◆ Your task
Write out all of the data exactly as it appears.

◆ Material supplied
┌────────
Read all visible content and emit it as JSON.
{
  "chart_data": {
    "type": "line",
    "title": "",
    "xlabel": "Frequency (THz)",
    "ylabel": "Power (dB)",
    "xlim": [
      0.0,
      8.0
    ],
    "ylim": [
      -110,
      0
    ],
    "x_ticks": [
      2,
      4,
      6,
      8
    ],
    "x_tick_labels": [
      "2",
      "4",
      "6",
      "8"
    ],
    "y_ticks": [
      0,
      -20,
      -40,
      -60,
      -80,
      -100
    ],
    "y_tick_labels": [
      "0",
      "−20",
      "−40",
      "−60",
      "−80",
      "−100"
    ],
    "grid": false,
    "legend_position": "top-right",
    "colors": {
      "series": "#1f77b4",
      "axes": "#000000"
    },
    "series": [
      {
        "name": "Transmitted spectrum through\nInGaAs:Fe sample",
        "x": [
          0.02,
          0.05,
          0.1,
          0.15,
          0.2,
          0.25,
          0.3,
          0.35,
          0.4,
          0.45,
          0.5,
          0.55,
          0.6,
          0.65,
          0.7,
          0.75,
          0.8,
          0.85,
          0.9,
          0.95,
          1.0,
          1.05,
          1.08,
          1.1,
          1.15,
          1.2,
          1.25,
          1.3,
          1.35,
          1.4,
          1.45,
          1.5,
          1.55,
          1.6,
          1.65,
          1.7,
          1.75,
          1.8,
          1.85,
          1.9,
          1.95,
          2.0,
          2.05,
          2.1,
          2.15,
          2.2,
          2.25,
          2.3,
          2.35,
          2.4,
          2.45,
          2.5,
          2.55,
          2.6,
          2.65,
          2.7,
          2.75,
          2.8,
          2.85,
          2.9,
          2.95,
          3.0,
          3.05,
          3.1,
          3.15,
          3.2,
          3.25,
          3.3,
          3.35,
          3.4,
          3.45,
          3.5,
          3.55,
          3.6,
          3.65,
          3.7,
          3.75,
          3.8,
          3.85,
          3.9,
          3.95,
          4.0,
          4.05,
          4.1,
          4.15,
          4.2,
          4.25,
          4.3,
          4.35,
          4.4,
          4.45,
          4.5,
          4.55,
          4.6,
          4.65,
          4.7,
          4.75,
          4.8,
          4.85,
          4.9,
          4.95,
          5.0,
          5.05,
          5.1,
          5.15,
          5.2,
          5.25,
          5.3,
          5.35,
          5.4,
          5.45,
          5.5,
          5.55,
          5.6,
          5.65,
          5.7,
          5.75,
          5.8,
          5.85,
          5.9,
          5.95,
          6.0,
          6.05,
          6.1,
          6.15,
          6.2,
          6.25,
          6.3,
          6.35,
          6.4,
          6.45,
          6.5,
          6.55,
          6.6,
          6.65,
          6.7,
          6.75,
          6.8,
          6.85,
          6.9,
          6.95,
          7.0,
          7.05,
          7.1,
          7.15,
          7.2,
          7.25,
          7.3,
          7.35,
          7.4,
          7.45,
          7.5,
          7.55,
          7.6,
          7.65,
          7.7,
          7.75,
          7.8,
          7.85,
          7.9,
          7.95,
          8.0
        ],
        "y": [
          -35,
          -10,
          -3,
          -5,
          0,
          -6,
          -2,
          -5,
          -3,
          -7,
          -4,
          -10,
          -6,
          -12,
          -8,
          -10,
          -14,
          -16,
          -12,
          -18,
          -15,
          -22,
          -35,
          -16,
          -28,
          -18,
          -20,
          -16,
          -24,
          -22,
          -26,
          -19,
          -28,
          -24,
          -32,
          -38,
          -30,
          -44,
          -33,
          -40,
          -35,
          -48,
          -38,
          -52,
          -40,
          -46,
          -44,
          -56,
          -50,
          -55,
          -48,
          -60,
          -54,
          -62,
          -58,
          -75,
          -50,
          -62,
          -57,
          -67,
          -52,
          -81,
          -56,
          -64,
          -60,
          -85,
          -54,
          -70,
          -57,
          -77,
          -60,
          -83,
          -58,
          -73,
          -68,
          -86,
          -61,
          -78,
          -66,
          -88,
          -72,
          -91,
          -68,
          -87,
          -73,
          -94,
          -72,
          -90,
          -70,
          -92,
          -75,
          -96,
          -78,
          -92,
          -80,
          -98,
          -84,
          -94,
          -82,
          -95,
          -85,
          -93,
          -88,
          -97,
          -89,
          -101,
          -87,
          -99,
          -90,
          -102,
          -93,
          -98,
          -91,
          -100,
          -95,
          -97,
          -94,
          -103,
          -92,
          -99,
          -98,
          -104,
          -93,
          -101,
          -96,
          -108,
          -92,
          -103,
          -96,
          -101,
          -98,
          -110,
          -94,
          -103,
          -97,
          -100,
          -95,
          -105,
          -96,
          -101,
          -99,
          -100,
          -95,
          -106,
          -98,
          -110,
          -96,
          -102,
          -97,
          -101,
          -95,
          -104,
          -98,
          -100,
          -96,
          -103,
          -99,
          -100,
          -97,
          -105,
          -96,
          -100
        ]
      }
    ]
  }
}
└────────
◆ Result of this task
Read all visible content and emit it as JSON.
{
  "chart_data": {
    "type": "line",
    "title": "",
    "xlabel": "Frequency (THz)",
    "ylabel": "Power (dB)",
    "xlim": [
      0.0,
      8.0
    ],
    "ylim": [
      -110,
      0
    ],
    "x_ticks": [
      2,
      4,
      6,
      8
    ],
    "x_tick_labels": [
      "2",
      "4",
      "6",
      "8"
    ],
    "y_ticks": [
      0,
      -20,
      -40,
      -60,
      -80,
      -100
    ],
    "y_tick_labels": [
      "0",
      "−20",
      "−40",
      "−60",
      "−80",
      "−100"
    ],
    "grid": false,
    "legend_position": "top-right",
    "colors": {
      "series": "#1f77b4",
      "axes": "#000000"
    },
    "series": [
      {
        "name": "Transmitted spectrum through\nInGaAs:Fe sample",
        "x": [
          0.02,
          0.05,
          0.1,
          0.15,
          0.2,
          0.25,
          0.3,
          0.35,
          0.4,
          0.45,
          0.5,
          0.55,
          0.6,
          0.65,
          0.7,
          0.75,
          0.8,
          0.85,
          0.9,
          0.95,
          1.0,
          1.05,
          1.08,
          1.1,
          1.15,
          1.2,
          1.25,
          1.3,
          1.35,
          1.4,
          1.45,
          1.5,
          1.55,
          1.6,
          1.65,
          1.7,
          1.75,
          1.8,
          1.85,
          1.9,
          1.95,
          2.0,
          2.05,
          2.1,
          2.15,
          2.2,
          2.25,
          2.3,
          2.35,
          2.4,
          2.45,
          2.5,
          2.55,
          2.6,
          2.65,
          2.7,
          2.75,
          2.8,
          2.85,
          2.9,
          2.95,
          3.0,
          3.05,
          3.1,
          3.15,
          3.2,
          3.25,
          3.3,
          3.35,
          3.4,
          3.45,
          3.5,
          3.55,
          3.6,
          3.65,
          3.7,
          3.75,
          3.8,
          3.85,
          3.9,
          3.95,
          4.0,
          4.05,
          4.1,
          4.15,
          4.2,
          4.25,
          4.3,
          4.35,
          4.4,
          4.45,
          4.5,
          4.55,
          4.6,
          4.65,
          4.7,
          4.75,
          4.8,
          4.85,
          4.9,
          4.95,
          5.0,
          5.05,
          5.1,
          5.15,
          5.2,
          5.25,
          5.3,
          5.35,
          5.4,
          5.45,
          5.5,
          5.55,
          5.6,
          5.65,
          5.7,
          5.75,
          5.8,
          5.85,
          5.9,
          5.95,
          6.0,
          6.05,
          6.1,
          6.15,
          6.2,
          6.25,
          6.3,
          6.35,
          6.4,
          6.45,
          6.5,
          6.55,
          6.6,
          6.65,
          6.7,
          6.75,
          6.8,
          6.85,
          6.9,
          6.95,
          7.0,
          7.05,
          7.1,
          7.15,
          7.2,
          7.25,
          7.3,
          7.35,
          7.4,
          7.45,
          7.5,
          7.55,
          7.6,
          7.65,
          7.7,
          7.75,
          7.8,
          7.85,
          7.9,
          7.95,
          8.0
        ],
        "y": [
          -35,
          -10,
          -3,
          -5,
          0,
          -6,
          -2,
          -5,
          -3,
          -7,
          -4,
          -10,
          -6,
          -12,
          -8,
          -10,
          -14,
          -16,
          -12,
          -18,
          -15,
          -22,
          -35,
          -16,
          -28,
          -18,
          -20,
          -16,
          -24,
          -22,
          -26,
          -19,
          -28,
          -24,
          -32,
          -38,
          -30,
          -44,
          -33,
          -40,
          -35,
          -48,
          -38,
          -52,
          -40,
          -46,
          -44,
          -56,
          -50,
          -55,
          -48,
          -60,
          -54,
          -62,
          -58,
          -75,
          -50,
          -62,
          -57,
          -67,
          -52,
          -81,
          -56,
          -64,
          -60,
          -85,
          -54,
          -70,
          -57,
          -77,
          -60,
          -83,
          -58,
          -73,
          -68,
          -86,
          -61,
          -78,
          -66,
          -88,
          -72,
          -91,
          -68,
          -87,
          -73,
          -94,
          -72,
          -90,
          -70,
          -92,
          -75,
          -96,
          -78,
          -92,
          -80,
          -98,
          -84,
          -94,
          -82,
          -95,
          -85,
          -93,
          -88,
          -97,
          -89,
          -101,
          -87,
          -99,
          -90,
          -102,
          -93,
          -98,
          -91,
          -100,
          -95,
          -97,
          -94,
          -103,
          -92,
          -99,
          -98,
          -104,
          -93,
          -101,
          -96,
          -108,
          -92,
          -103,
          -96,
          -101,
          -98,
          -110,
          -94,
          -103,
          -97,
          -100,
          -95,
          -105,
          -96,
          -101,
          -99,
          -100,
          -95,
          -106,
          -98,
          -110,
          -96,
          -102,
          -97,
          -101,
          -95,
          -104,
          -98,
          -100,
          -96,
          -103,
          -99,
          -100,
          -97,
          -105,
          -96,
          -100
        ]
      }
    ]
  }
}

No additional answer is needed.